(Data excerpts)

=-=-=-=-=

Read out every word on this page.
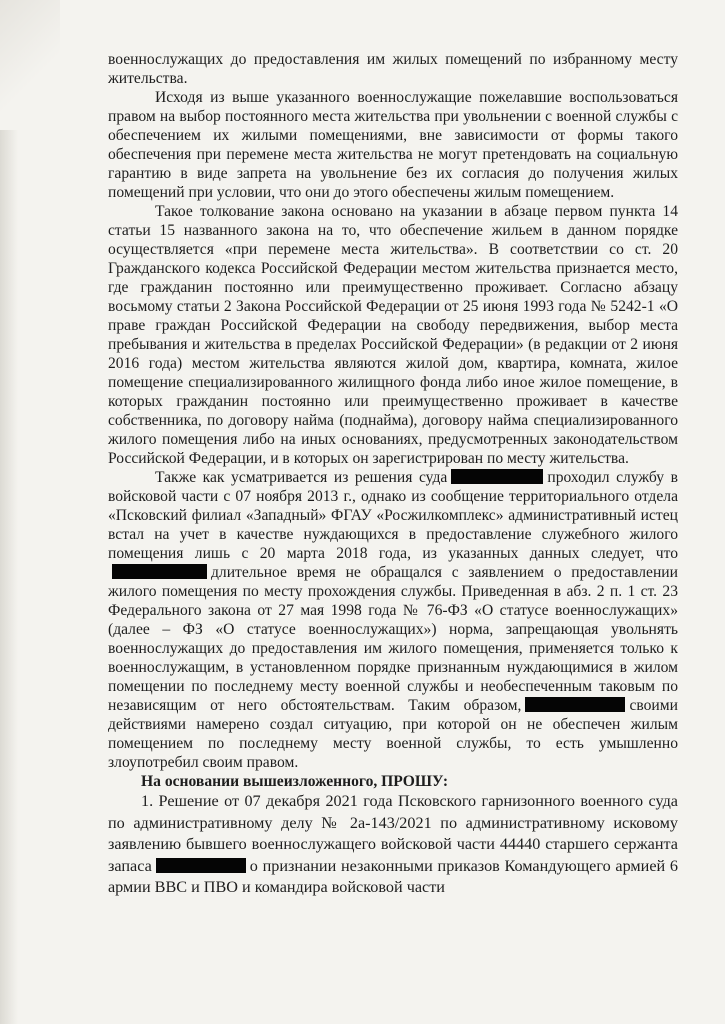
военнослужащих до предоставления им жилых помещений по избранному месту жительства.

Исходя из выше указанного военнослужащие пожелавшие воспользоваться правом на выбор постоянного места жительства при увольнении с военной службы с обеспечением их жилыми помещениями, вне зависимости от формы такого обеспечения при перемене места жительства не могут претендовать на социальную гарантию в виде запрета на увольнение без их согласия до получения жилых помещений при условии, что они до этого обеспечены жилым помещением.

Такое толкование закона основано на указании в абзаце первом пункта 14 статьи 15 названного закона на то, что обеспечение жильем в данном порядке осуществляется «при перемене места жительства». В соответствии со ст. 20 Гражданского кодекса Российской Федерации местом жительства признается место, где гражданин постоянно или преимущественно проживает. Согласно абзацу восьмому статьи 2 Закона Российской Федерации от 25 июня 1993 года № 5242-1 «О праве граждан Российской Федерации на свободу передвижения, выбор места пребывания и жительства в пределах Российской Федерации» (в редакции от 2 июня 2016 года) местом жительства являются жилой дом, квартира, комната, жилое помещение специализированного жилищного фонда либо иное жилое помещение, в которых гражданин постоянно или преимущественно проживает в качестве собственника, по договору найма (поднайма), договору найма специализированного жилого помещения либо на иных основаниях, предусмотренных законодательством Российской Федерации, и в которых он зарегистрирован по месту жительства.

Также как усматривается из решения суда	проходил службу в войсковой части с 07 ноября 2013 г., однако из сообщение территориального отдела «Псковский филиал «Западный» ФГАУ «Росжилкомплекс» административный истец встал на учет в качестве нуждающихся в предоставление служебного жилого помещения лишь с 20 марта 2018 года, из указанных данных следует, чтодлительное время не обращался с заявлением о предоставлении жилого помещения по месту прохождения службы. Приведенная в абз. 2 п. 1 ст. 23 Федерального закона от 27 мая 1998 года № 76-ФЗ «О статусе военнослужащих» (далее – ФЗ «О статусе военнослужащих») норма, запрещающая увольнять военнослужащих до предоставления им жилого помещения, применяется только к военнослужащим, в установленном порядке признанным нуждающимися в жилом помещении по последнему месту военной службы и необеспеченным таковым по независящим от него обстоятельствам. Таким образом,	своими действиями намерено создал ситуацию, при которой он не обеспечен жилым помещением по последнему месту военной службы, то есть умышленно злоупотребил своим правом.

На основании вышеизложенного, ПРОШУ:

1. Решение от 07 декабря 2021 года Псковского гарнизонного военного суда по административному делу № 2а-143/2021 по административному исковому заявлению бывшего военнослужащего войсковой части 44440 старшего сержанта запаса	о признании незаконными приказов Командующего армией 6 армии ВВС и ПВО и командира войсковой части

=-=-=-=-=

Count the lines that hold the string "жилых", and reply with that number alone.

2